TASK DIRECTIONS
Check each line of the material below, and copy it if it holds the string "your".

───

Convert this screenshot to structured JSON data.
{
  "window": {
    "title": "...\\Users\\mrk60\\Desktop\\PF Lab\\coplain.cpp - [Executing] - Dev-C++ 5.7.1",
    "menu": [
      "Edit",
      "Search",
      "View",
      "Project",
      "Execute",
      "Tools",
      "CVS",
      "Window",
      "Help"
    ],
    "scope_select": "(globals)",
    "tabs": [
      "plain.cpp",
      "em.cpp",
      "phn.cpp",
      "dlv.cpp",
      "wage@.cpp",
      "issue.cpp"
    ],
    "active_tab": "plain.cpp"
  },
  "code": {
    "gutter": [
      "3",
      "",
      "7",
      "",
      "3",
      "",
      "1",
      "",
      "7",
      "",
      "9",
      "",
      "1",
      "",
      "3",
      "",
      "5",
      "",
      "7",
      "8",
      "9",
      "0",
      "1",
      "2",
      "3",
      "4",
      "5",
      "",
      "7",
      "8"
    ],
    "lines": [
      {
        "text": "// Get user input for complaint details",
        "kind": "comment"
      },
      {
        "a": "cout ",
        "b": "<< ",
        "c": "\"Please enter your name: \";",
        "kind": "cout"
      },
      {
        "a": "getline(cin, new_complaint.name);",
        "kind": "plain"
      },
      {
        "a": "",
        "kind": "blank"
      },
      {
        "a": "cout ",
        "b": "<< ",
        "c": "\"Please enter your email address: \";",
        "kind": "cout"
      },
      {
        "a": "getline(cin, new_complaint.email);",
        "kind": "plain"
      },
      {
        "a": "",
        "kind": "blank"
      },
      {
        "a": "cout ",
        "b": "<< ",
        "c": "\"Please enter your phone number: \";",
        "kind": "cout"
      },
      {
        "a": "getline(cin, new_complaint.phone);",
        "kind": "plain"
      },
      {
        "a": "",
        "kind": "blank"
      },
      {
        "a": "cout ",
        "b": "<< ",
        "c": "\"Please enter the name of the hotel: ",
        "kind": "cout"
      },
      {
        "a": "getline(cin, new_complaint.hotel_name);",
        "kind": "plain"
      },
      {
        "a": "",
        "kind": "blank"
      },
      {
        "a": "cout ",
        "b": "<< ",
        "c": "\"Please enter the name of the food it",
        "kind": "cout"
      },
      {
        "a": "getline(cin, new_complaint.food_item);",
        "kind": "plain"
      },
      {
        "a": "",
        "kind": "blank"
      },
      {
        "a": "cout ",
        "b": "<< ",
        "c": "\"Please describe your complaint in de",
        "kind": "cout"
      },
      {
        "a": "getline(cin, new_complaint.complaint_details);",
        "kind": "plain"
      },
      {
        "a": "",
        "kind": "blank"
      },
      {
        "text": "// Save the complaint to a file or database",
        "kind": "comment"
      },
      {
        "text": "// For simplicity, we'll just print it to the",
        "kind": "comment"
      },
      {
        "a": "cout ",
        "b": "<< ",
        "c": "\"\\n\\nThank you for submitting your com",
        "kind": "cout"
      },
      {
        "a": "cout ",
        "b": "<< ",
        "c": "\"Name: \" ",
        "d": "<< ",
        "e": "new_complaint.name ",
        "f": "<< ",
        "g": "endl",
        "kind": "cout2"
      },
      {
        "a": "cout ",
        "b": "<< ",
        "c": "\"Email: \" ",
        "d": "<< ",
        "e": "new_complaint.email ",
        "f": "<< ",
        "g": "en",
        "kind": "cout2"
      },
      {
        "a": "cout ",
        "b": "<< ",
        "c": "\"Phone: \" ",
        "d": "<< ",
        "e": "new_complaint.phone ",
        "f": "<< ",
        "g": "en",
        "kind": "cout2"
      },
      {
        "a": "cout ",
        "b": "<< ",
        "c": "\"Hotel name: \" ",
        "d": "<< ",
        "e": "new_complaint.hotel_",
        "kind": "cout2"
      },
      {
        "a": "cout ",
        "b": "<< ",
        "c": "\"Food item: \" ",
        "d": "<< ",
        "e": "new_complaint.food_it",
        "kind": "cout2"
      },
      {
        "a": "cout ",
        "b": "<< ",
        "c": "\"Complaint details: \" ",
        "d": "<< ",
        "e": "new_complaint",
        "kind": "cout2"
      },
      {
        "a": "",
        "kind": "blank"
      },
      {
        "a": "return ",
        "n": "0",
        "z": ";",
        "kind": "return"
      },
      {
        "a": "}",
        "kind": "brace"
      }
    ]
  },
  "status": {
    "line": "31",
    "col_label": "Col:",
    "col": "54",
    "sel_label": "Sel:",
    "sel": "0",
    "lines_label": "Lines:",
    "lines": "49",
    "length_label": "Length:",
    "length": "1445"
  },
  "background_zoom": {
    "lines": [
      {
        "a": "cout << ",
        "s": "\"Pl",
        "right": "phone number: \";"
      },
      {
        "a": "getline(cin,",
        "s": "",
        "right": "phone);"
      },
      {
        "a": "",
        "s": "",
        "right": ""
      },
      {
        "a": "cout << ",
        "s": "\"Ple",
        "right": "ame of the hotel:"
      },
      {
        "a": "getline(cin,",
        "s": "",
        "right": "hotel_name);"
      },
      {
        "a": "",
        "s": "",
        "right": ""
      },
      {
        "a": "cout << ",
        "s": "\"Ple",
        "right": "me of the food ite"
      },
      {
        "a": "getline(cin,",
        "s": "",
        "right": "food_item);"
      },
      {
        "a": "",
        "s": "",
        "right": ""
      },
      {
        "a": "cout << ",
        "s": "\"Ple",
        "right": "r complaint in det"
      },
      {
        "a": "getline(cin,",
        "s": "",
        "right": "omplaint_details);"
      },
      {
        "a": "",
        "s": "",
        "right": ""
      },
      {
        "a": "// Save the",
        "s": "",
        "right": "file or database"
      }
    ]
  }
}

───

CORRECT OUTPUT
        "c": "\"Please enter your name: \";",
        "c": "\"Please enter your email address: \";",
        "c": "\"Please enter your phone number: \";",
        "c": "\"Please describe your complaint in de",
        "c": "\"\\n\\nThank you for submitting your com",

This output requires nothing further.